◆ INSTRUCTIONS TO FOLLOW ◆
The entries below should be output exactly as written.

**** DATA LINES

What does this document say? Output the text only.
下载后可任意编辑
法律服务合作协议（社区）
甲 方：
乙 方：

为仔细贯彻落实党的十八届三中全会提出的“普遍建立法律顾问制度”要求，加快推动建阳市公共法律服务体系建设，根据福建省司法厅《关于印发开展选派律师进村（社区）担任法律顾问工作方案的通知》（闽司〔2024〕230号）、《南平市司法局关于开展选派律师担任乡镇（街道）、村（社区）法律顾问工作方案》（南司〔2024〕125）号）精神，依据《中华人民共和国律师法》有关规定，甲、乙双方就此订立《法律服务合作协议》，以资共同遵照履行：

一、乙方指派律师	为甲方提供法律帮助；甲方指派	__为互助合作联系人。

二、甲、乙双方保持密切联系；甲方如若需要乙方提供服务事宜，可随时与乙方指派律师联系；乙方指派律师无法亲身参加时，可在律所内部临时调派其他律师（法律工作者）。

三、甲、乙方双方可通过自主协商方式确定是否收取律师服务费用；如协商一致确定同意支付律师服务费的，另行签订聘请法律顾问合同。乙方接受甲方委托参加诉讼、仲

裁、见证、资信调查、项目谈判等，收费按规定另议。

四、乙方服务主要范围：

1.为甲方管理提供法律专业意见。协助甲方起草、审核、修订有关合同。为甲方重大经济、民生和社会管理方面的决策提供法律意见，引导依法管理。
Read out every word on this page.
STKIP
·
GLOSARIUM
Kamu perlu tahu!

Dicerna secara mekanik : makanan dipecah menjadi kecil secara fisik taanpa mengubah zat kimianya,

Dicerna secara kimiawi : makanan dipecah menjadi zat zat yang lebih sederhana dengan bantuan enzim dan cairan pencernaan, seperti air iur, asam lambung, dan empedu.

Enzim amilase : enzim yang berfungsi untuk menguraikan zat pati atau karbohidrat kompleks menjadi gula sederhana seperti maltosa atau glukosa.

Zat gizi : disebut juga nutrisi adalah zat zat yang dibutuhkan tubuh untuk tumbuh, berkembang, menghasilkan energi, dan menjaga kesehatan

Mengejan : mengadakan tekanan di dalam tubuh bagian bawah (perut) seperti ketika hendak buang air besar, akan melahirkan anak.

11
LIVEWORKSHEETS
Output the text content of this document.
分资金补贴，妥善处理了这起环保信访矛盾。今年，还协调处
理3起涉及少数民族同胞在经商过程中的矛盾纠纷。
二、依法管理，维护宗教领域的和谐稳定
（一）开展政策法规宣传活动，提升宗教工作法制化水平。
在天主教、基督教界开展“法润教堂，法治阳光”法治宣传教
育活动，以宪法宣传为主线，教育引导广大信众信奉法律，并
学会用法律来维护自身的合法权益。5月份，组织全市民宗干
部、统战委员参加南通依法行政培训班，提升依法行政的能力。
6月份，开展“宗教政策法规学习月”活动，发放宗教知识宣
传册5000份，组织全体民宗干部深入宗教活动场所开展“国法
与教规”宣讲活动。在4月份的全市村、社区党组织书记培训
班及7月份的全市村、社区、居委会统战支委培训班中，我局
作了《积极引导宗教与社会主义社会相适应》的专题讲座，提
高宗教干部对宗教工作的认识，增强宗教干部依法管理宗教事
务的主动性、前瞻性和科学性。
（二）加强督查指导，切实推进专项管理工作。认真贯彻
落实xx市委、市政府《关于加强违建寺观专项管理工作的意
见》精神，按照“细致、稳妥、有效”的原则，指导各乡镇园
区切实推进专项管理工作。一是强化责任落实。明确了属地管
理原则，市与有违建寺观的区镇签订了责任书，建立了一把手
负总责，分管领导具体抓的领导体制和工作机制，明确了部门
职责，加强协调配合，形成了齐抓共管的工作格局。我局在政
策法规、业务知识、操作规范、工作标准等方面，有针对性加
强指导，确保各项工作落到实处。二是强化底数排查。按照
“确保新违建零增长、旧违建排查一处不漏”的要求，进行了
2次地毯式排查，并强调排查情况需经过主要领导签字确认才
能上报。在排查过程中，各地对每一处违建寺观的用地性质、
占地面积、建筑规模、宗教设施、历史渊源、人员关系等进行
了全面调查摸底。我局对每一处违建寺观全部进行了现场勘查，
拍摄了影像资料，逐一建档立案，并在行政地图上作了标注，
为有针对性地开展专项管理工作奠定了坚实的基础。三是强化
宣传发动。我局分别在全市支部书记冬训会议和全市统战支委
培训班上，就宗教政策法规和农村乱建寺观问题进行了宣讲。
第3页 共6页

********

◆ TASK RESULT ◆
What does this document say? Output the text only.
下载后可任意编辑
法律服务合作协议（社区）
甲 方：
乙 方：

为仔细贯彻落实党的十八届三中全会提出的“普遍建立法律顾问制度”要求，加快推动建阳市公共法律服务体系建设，根据福建省司法厅《关于印发开展选派律师进村（社区）担任法律顾问工作方案的通知》（闽司〔2024〕230号）、《南平市司法局关于开展选派律师担任乡镇（街道）、村（社区）法律顾问工作方案》（南司〔2024〕125）号）精神，依据《中华人民共和国律师法》有关规定，甲、乙双方就此订立《法律服务合作协议》，以资共同遵照履行：

一、乙方指派律师	为甲方提供法律帮助；甲方指派	__为互助合作联系人。

二、甲、乙双方保持密切联系；甲方如若需要乙方提供服务事宜，可随时与乙方指派律师联系；乙方指派律师无法亲身参加时，可在律所内部临时调派其他律师（法律工作者）。

三、甲、乙方双方可通过自主协商方式确定是否收取律师服务费用；如协商一致确定同意支付律师服务费的，另行签订聘请法律顾问合同。乙方接受甲方委托参加诉讼、仲

裁、见证、资信调查、项目谈判等，收费按规定另议。

四、乙方服务主要范围：

1.为甲方管理提供法律专业意见。协助甲方起草、审核、修订有关合同。为甲方重大经济、民生和社会管理方面的决策提供法律意见，引导依法管理。
Read out every word on this page.
STKIP
·
GLOSARIUM
Kamu perlu tahu!

Dicerna secara mekanik : makanan dipecah menjadi kecil secara fisik taanpa mengubah zat kimianya,

Dicerna secara kimiawi : makanan dipecah menjadi zat zat yang lebih sederhana dengan bantuan enzim dan cairan pencernaan, seperti air iur, asam lambung, dan empedu.

Enzim amilase : enzim yang berfungsi untuk menguraikan zat pati atau karbohidrat kompleks menjadi gula sederhana seperti maltosa atau glukosa.

Zat gizi : disebut juga nutrisi adalah zat zat yang dibutuhkan tubuh untuk tumbuh, berkembang, menghasilkan energi, dan menjaga kesehatan

Mengejan : mengadakan tekanan di dalam tubuh bagian bawah (perut) seperti ketika hendak buang air besar, akan melahirkan anak.

11
LIVEWORKSHEETS
Output the text content of this document.
分资金补贴，妥善处理了这起环保信访矛盾。今年，还协调处
理3起涉及少数民族同胞在经商过程中的矛盾纠纷。
二、依法管理，维护宗教领域的和谐稳定
（一）开展政策法规宣传活动，提升宗教工作法制化水平。
在天主教、基督教界开展“法润教堂，法治阳光”法治宣传教
育活动，以宪法宣传为主线，教育引导广大信众信奉法律，并
学会用法律来维护自身的合法权益。5月份，组织全市民宗干
部、统战委员参加南通依法行政培训班，提升依法行政的能力。
6月份，开展“宗教政策法规学习月”活动，发放宗教知识宣
传册5000份，组织全体民宗干部深入宗教活动场所开展“国法
与教规”宣讲活动。在4月份的全市村、社区党组织书记培训
班及7月份的全市村、社区、居委会统战支委培训班中，我局
作了《积极引导宗教与社会主义社会相适应》的专题讲座，提
高宗教干部对宗教工作的认识，增强宗教干部依法管理宗教事
务的主动性、前瞻性和科学性。
（二）加强督查指导，切实推进专项管理工作。认真贯彻
落实xx市委、市政府《关于加强违建寺观专项管理工作的意
见》精神，按照“细致、稳妥、有效”的原则，指导各乡镇园
区切实推进专项管理工作。一是强化责任落实。明确了属地管
理原则，市与有违建寺观的区镇签订了责任书，建立了一把手
负总责，分管领导具体抓的领导体制和工作机制，明确了部门
职责，加强协调配合，形成了齐抓共管的工作格局。我局在政
策法规、业务知识、操作规范、工作标准等方面，有针对性加
强指导，确保各项工作落到实处。二是强化底数排查。按照
“确保新违建零增长、旧违建排查一处不漏”的要求，进行了
2次地毯式排查，并强调排查情况需经过主要领导签字确认才
能上报。在排查过程中，各地对每一处违建寺观的用地性质、
占地面积、建筑规模、宗教设施、历史渊源、人员关系等进行
了全面调查摸底。我局对每一处违建寺观全部进行了现场勘查，
拍摄了影像资料，逐一建档立案，并在行政地图上作了标注，
为有针对性地开展专项管理工作奠定了坚实的基础。三是强化
宣传发动。我局分别在全市支部书记冬训会议和全市统战支委
培训班上，就宗教政策法规和农村乱建寺观问题进行了宣讲。
第3页 共6页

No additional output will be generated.